**The problem:** Copy out every line that contains the word "JSON".

(Figure record extracts)
- - -

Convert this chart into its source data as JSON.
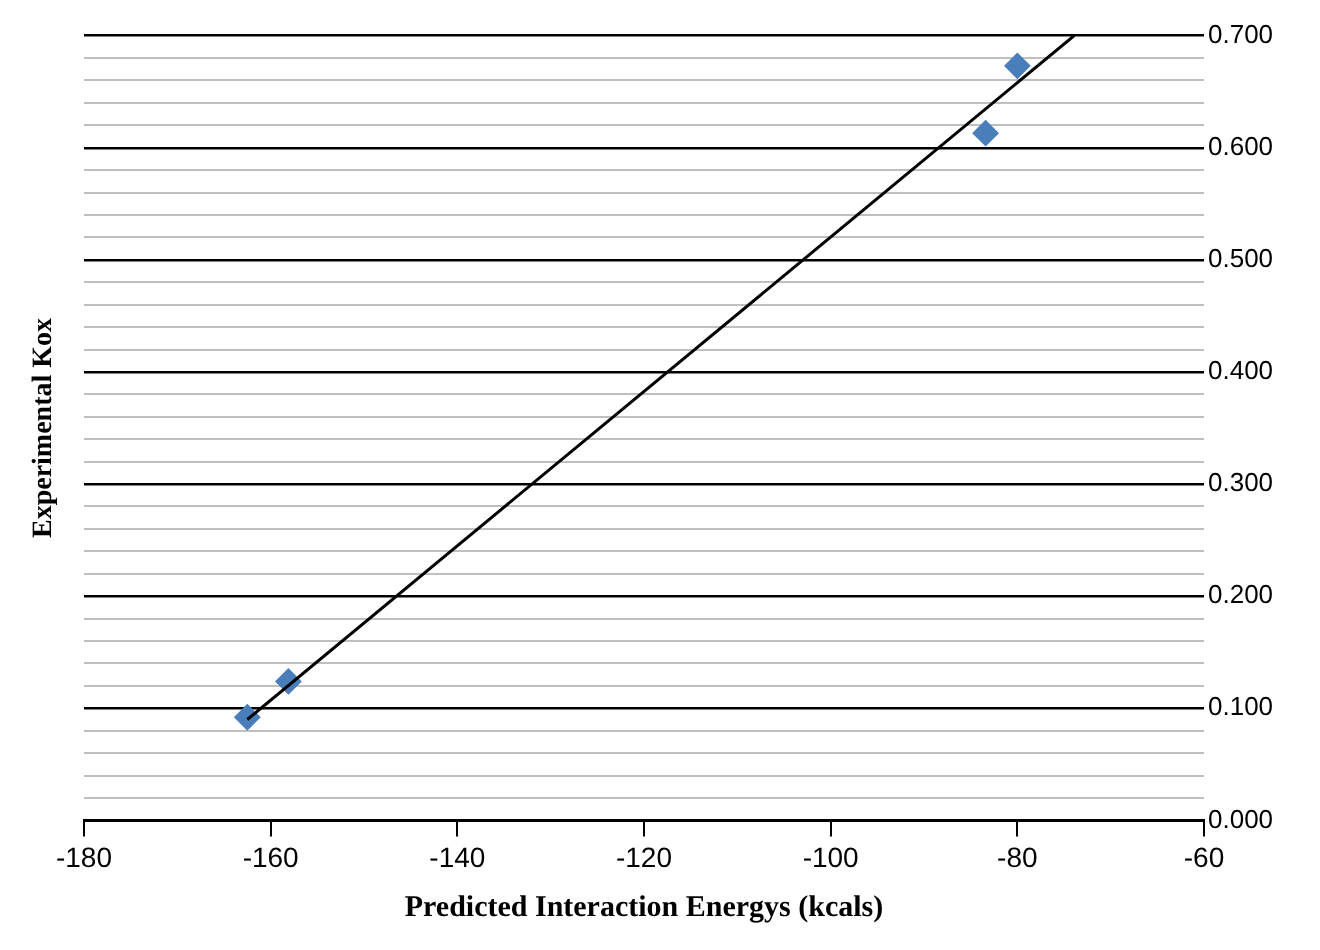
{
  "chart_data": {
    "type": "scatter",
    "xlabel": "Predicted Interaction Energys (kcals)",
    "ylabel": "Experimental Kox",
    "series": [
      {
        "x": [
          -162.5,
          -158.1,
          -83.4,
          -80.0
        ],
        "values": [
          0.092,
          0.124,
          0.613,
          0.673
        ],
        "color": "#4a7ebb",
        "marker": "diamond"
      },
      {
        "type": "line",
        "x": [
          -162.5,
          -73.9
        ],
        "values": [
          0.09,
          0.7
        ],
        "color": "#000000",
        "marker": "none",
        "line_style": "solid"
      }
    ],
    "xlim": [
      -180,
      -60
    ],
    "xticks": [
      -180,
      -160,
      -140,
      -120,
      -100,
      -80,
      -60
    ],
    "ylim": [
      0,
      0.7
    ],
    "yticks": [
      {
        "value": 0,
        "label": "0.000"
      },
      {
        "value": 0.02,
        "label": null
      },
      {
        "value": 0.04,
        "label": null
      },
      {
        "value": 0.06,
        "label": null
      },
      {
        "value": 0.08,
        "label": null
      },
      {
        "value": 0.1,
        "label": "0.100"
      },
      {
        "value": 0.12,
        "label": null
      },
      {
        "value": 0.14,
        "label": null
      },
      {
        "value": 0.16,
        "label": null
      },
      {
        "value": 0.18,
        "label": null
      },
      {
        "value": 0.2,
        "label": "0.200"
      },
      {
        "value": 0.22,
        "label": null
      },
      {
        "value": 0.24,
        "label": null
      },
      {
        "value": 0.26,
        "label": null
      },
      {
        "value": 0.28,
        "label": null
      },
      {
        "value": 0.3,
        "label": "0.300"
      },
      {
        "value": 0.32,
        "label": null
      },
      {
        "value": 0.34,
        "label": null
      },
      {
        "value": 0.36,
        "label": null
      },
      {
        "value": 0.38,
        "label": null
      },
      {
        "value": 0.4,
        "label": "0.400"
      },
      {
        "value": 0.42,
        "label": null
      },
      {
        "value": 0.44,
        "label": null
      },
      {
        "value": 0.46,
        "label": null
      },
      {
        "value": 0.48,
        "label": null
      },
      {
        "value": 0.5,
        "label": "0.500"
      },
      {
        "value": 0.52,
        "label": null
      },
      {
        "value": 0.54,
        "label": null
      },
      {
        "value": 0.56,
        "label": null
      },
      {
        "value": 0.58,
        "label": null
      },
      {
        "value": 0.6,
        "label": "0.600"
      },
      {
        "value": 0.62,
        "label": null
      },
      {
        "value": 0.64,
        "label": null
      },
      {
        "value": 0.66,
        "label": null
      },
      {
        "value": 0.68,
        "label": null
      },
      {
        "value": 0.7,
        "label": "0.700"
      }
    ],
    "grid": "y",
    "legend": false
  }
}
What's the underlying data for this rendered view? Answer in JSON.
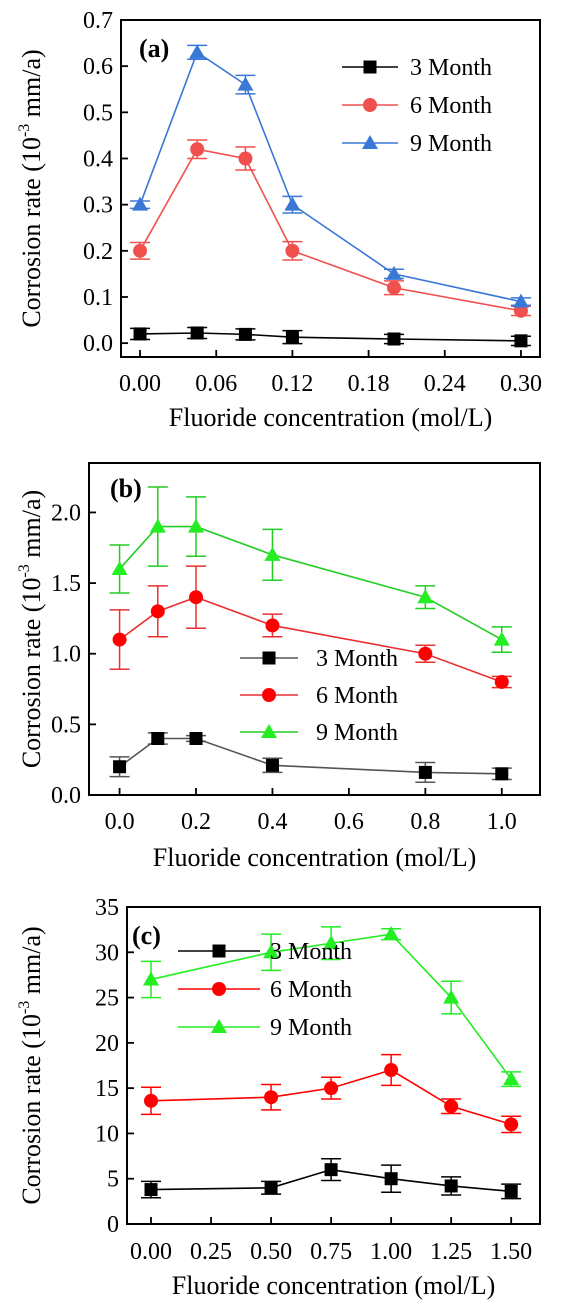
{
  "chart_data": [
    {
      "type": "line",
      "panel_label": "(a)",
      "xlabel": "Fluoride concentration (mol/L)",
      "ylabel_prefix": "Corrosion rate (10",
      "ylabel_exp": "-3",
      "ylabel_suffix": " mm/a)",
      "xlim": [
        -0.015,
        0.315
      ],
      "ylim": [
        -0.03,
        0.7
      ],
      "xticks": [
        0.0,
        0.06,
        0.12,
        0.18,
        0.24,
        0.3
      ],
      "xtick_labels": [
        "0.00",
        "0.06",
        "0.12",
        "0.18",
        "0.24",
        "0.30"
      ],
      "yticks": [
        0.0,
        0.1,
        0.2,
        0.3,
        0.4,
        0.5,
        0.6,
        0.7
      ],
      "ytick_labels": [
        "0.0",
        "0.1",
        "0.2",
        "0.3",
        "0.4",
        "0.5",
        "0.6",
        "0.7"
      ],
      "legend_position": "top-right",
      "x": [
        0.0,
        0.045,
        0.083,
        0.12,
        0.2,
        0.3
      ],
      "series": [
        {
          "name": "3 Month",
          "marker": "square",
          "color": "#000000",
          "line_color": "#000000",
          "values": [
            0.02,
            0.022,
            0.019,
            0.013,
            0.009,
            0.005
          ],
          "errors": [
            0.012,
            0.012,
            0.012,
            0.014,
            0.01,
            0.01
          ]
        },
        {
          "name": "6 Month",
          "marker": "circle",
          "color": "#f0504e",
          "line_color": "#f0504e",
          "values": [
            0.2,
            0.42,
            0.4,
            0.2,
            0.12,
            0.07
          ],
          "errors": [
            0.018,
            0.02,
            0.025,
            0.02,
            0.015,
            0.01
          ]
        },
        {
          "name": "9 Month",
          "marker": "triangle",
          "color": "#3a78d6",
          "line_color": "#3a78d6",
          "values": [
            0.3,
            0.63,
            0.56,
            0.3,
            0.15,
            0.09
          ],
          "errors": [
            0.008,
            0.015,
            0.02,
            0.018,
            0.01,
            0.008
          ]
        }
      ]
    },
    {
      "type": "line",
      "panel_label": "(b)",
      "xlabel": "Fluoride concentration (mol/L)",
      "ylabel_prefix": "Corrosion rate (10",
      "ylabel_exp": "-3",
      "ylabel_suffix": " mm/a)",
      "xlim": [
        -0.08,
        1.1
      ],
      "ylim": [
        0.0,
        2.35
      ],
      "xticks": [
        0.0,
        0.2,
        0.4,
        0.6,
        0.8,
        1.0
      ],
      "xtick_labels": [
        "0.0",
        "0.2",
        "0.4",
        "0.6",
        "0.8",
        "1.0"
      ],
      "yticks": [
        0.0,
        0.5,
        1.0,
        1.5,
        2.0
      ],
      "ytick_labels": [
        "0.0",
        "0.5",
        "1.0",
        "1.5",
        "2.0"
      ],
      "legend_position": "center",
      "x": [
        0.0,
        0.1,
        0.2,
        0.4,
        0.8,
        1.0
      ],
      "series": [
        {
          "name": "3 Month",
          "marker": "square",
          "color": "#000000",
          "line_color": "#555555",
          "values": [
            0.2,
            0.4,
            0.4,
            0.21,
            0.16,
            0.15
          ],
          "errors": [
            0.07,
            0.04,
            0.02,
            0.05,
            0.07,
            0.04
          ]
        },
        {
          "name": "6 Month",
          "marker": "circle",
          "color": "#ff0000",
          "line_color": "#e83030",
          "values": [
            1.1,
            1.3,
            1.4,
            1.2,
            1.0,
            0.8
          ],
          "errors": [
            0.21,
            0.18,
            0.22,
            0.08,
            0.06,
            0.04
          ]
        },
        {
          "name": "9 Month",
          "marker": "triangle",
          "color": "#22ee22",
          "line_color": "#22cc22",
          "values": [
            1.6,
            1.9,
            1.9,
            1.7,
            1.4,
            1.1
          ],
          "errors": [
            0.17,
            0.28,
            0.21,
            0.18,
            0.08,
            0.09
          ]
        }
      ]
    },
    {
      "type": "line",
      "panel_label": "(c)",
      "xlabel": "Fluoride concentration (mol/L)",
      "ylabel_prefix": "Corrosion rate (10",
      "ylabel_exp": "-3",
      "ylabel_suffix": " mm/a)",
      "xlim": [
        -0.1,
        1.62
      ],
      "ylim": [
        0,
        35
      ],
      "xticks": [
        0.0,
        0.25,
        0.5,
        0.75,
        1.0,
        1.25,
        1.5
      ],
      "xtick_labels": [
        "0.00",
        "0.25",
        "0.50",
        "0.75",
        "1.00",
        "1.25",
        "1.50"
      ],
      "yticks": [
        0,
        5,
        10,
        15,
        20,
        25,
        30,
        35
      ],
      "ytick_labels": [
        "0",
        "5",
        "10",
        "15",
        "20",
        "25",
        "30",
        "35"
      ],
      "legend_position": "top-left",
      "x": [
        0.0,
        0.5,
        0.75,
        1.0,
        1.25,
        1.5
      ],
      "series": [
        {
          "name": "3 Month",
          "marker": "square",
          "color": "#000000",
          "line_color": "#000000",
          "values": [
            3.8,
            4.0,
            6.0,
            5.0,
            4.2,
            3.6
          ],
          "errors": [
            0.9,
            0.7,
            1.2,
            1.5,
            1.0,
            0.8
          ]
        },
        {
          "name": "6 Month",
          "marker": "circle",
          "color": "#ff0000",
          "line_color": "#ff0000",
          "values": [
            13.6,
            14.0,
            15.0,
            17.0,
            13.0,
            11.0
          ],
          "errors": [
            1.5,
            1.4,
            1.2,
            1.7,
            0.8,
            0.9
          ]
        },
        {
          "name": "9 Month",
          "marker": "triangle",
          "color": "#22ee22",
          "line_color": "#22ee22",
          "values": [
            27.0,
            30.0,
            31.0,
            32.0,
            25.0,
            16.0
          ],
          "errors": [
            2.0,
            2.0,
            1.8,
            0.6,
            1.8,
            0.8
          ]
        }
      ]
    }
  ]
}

- - -

**Solution to this problem:**
Convert this chart into its source data as JSON.
What's the underlying data for this rendered view? Answer in JSON.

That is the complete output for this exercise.